→ **INFORMATION SUPPLIED**

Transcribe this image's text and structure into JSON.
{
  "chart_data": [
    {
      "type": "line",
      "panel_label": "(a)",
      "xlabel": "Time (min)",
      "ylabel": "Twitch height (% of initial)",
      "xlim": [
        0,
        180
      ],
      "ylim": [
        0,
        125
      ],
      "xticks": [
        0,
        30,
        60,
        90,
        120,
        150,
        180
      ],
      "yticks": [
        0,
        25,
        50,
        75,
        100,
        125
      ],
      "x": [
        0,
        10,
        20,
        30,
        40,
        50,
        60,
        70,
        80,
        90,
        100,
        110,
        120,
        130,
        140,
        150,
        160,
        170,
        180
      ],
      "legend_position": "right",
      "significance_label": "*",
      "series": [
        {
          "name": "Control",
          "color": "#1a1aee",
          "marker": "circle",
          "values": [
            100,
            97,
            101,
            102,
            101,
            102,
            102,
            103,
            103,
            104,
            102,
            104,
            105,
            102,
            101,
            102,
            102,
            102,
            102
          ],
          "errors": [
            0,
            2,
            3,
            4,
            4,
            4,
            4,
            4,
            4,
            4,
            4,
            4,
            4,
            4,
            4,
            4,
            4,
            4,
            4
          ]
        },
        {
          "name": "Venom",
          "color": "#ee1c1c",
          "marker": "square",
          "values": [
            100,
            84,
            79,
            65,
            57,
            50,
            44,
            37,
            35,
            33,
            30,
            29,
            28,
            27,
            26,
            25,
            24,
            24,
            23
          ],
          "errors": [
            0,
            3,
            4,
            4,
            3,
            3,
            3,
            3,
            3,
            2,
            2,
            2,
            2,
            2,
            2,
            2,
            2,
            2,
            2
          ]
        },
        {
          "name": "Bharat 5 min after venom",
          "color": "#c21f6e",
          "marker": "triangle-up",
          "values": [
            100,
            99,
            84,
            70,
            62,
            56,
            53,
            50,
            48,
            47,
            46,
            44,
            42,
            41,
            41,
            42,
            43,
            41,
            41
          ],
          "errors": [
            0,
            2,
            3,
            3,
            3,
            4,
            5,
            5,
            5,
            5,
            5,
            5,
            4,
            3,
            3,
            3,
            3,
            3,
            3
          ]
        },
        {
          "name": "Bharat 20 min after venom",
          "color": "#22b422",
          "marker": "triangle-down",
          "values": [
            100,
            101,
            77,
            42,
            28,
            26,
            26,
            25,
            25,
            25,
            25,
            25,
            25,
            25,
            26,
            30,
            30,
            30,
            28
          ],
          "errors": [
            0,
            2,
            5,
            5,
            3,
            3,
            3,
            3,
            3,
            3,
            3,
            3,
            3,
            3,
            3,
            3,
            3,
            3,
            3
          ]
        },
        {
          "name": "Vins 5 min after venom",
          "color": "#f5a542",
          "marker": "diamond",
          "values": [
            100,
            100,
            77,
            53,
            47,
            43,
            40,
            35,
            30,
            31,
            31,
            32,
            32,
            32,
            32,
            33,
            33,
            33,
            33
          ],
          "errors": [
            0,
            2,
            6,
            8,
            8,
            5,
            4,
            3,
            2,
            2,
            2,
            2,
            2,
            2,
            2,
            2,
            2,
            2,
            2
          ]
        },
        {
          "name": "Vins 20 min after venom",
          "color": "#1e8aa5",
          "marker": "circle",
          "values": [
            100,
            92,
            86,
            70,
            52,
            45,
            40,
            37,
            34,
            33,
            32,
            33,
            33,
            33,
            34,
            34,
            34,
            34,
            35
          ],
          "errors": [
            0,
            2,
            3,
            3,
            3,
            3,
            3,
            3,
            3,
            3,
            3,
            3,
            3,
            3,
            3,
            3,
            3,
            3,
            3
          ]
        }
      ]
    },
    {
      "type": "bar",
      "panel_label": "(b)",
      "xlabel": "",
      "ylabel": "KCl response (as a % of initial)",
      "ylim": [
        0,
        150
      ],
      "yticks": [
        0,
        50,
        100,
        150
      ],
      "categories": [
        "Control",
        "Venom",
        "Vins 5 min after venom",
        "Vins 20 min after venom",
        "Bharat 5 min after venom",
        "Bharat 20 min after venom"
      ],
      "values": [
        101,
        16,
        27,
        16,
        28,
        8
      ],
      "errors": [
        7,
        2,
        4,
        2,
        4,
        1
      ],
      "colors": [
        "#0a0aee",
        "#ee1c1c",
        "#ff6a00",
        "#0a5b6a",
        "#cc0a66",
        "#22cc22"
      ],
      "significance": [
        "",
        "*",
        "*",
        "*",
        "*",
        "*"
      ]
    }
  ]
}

→ **PROBLEM STATEMENT**
Copy out the material word for word and line for line.

→ **SOLUTION TO THIS TASK**
Transcribe this image's text and structure into JSON.
{
  "chart_data": [
    {
      "type": "line",
      "panel_label": "(a)",
      "xlabel": "Time (min)",
      "ylabel": "Twitch height (% of initial)",
      "xlim": [
        0,
        180
      ],
      "ylim": [
        0,
        125
      ],
      "xticks": [
        0,
        30,
        60,
        90,
        120,
        150,
        180
      ],
      "yticks": [
        0,
        25,
        50,
        75,
        100,
        125
      ],
      "x": [
        0,
        10,
        20,
        30,
        40,
        50,
        60,
        70,
        80,
        90,
        100,
        110,
        120,
        130,
        140,
        150,
        160,
        170,
        180
      ],
      "legend_position": "right",
      "significance_label": "*",
      "series": [
        {
          "name": "Control",
          "color": "#1a1aee",
          "marker": "circle",
          "values": [
            100,
            97,
            101,
            102,
            101,
            102,
            102,
            103,
            103,
            104,
            102,
            104,
            105,
            102,
            101,
            102,
            102,
            102,
            102
          ],
          "errors": [
            0,
            2,
            3,
            4,
            4,
            4,
            4,
            4,
            4,
            4,
            4,
            4,
            4,
            4,
            4,
            4,
            4,
            4,
            4
          ]
        },
        {
          "name": "Venom",
          "color": "#ee1c1c",
          "marker": "square",
          "values": [
            100,
            84,
            79,
            65,
            57,
            50,
            44,
            37,
            35,
            33,
            30,
            29,
            28,
            27,
            26,
            25,
            24,
            24,
            23
          ],
          "errors": [
            0,
            3,
            4,
            4,
            3,
            3,
            3,
            3,
            3,
            2,
            2,
            2,
            2,
            2,
            2,
            2,
            2,
            2,
            2
          ]
        },
        {
          "name": "Bharat 5 min after venom",
          "color": "#c21f6e",
          "marker": "triangle-up",
          "values": [
            100,
            99,
            84,
            70,
            62,
            56,
            53,
            50,
            48,
            47,
            46,
            44,
            42,
            41,
            41,
            42,
            43,
            41,
            41
          ],
          "errors": [
            0,
            2,
            3,
            3,
            3,
            4,
            5,
            5,
            5,
            5,
            5,
            5,
            4,
            3,
            3,
            3,
            3,
            3,
            3
          ]
        },
        {
          "name": "Bharat 20 min after venom",
          "color": "#22b422",
          "marker": "triangle-down",
          "values": [
            100,
            101,
            77,
            42,
            28,
            26,
            26,
            25,
            25,
            25,
            25,
            25,
            25,
            25,
            26,
            30,
            30,
            30,
            28
          ],
          "errors": [
            0,
            2,
            5,
            5,
            3,
            3,
            3,
            3,
            3,
            3,
            3,
            3,
            3,
            3,
            3,
            3,
            3,
            3,
            3
          ]
        },
        {
          "name": "Vins 5 min after venom",
          "color": "#f5a542",
          "marker": "diamond",
          "values": [
            100,
            100,
            77,
            53,
            47,
            43,
            40,
            35,
            30,
            31,
            31,
            32,
            32,
            32,
            32,
            33,
            33,
            33,
            33
          ],
          "errors": [
            0,
            2,
            6,
            8,
            8,
            5,
            4,
            3,
            2,
            2,
            2,
            2,
            2,
            2,
            2,
            2,
            2,
            2,
            2
          ]
        },
        {
          "name": "Vins 20 min after venom",
          "color": "#1e8aa5",
          "marker": "circle",
          "values": [
            100,
            92,
            86,
            70,
            52,
            45,
            40,
            37,
            34,
            33,
            32,
            33,
            33,
            33,
            34,
            34,
            34,
            34,
            35
          ],
          "errors": [
            0,
            2,
            3,
            3,
            3,
            3,
            3,
            3,
            3,
            3,
            3,
            3,
            3,
            3,
            3,
            3,
            3,
            3,
            3
          ]
        }
      ]
    },
    {
      "type": "bar",
      "panel_label": "(b)",
      "xlabel": "",
      "ylabel": "KCl response (as a % of initial)",
      "ylim": [
        0,
        150
      ],
      "yticks": [
        0,
        50,
        100,
        150
      ],
      "categories": [
        "Control",
        "Venom",
        "Vins 5 min after venom",
        "Vins 20 min after venom",
        "Bharat 5 min after venom",
        "Bharat 20 min after venom"
      ],
      "values": [
        101,
        16,
        27,
        16,
        28,
        8
      ],
      "errors": [
        7,
        2,
        4,
        2,
        4,
        1
      ],
      "colors": [
        "#0a0aee",
        "#ee1c1c",
        "#ff6a00",
        "#0a5b6a",
        "#cc0a66",
        "#22cc22"
      ],
      "significance": [
        "",
        "*",
        "*",
        "*",
        "*",
        "*"
      ]
    }
  ]
}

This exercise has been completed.